Data entries:
>> START

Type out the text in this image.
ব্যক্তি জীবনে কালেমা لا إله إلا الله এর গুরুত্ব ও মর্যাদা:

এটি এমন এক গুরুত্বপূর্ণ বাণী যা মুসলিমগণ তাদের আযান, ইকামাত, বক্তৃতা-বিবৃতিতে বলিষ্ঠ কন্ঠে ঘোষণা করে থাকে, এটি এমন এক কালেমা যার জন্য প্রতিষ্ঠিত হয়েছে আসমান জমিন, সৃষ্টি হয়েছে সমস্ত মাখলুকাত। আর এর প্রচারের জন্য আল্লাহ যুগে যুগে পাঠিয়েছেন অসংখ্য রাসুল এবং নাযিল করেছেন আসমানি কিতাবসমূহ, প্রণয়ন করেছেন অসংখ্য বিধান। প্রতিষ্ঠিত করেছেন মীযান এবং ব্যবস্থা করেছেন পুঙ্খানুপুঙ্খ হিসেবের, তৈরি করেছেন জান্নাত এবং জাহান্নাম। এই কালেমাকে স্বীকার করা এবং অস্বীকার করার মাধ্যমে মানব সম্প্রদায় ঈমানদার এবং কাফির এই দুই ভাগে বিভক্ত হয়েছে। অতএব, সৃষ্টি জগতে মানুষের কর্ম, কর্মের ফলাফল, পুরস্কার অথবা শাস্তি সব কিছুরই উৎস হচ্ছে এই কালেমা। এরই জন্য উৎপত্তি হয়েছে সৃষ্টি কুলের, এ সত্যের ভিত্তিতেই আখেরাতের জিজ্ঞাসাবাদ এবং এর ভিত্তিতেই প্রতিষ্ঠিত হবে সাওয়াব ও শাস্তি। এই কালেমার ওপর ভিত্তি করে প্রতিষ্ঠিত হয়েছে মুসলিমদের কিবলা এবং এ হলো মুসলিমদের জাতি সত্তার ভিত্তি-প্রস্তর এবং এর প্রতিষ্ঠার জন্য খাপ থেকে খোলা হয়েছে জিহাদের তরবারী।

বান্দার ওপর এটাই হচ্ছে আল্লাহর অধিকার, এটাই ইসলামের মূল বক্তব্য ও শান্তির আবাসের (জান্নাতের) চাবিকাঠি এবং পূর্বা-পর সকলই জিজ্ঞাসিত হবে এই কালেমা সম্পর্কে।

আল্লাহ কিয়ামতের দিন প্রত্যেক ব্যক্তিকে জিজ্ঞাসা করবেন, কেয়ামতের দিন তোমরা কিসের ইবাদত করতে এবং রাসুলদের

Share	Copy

>> END

TASK REQUIREMENTS: Reproduce the material above, every line of it, exactly.

SOLUTION:
Type out the text in this image.
ব্যক্তি জীবনে কালেমা لا إله إلا الله এর গুরুত্ব ও মর্যাদা:

এটি এমন এক গুরুত্বপূর্ণ বাণী যা মুসলিমগণ তাদের আযান, ইকামাত, বক্তৃতা-বিবৃতিতে বলিষ্ঠ কন্ঠে ঘোষণা করে থাকে, এটি এমন এক কালেমা যার জন্য প্রতিষ্ঠিত হয়েছে আসমান জমিন, সৃষ্টি হয়েছে সমস্ত মাখলুকাত। আর এর প্রচারের জন্য আল্লাহ যুগে যুগে পাঠিয়েছেন অসংখ্য রাসুল এবং নাযিল করেছেন আসমানি কিতাবসমূহ, প্রণয়ন করেছেন অসংখ্য বিধান। প্রতিষ্ঠিত করেছেন মীযান এবং ব্যবস্থা করেছেন পুঙ্খানুপুঙ্খ হিসেবের, তৈরি করেছেন জান্নাত এবং জাহান্নাম। এই কালেমাকে স্বীকার করা এবং অস্বীকার করার মাধ্যমে মানব সম্প্রদায় ঈমানদার এবং কাফির এই দুই ভাগে বিভক্ত হয়েছে। অতএব, সৃষ্টি জগতে মানুষের কর্ম, কর্মের ফলাফল, পুরস্কার অথবা শাস্তি সব কিছুরই উৎস হচ্ছে এই কালেমা। এরই জন্য উৎপত্তি হয়েছে সৃষ্টি কুলের, এ সত্যের ভিত্তিতেই আখেরাতের জিজ্ঞাসাবাদ এবং এর ভিত্তিতেই প্রতিষ্ঠিত হবে সাওয়াব ও শাস্তি। এই কালেমার ওপর ভিত্তি করে প্রতিষ্ঠিত হয়েছে মুসলিমদের কিবলা এবং এ হলো মুসলিমদের জাতি সত্তার ভিত্তি-প্রস্তর এবং এর প্রতিষ্ঠার জন্য খাপ থেকে খোলা হয়েছে জিহাদের তরবারী।

বান্দার ওপর এটাই হচ্ছে আল্লাহর অধিকার, এটাই ইসলামের মূল বক্তব্য ও শান্তির আবাসের (জান্নাতের) চাবিকাঠি এবং পূর্বা-পর সকলই জিজ্ঞাসিত হবে এই কালেমা সম্পর্কে।

আল্লাহ কিয়ামতের দিন প্রত্যেক ব্যক্তিকে জিজ্ঞাসা করবেন, কেয়ামতের দিন তোমরা কিসের ইবাদত করতে এবং রাসুলদের

Share	Copy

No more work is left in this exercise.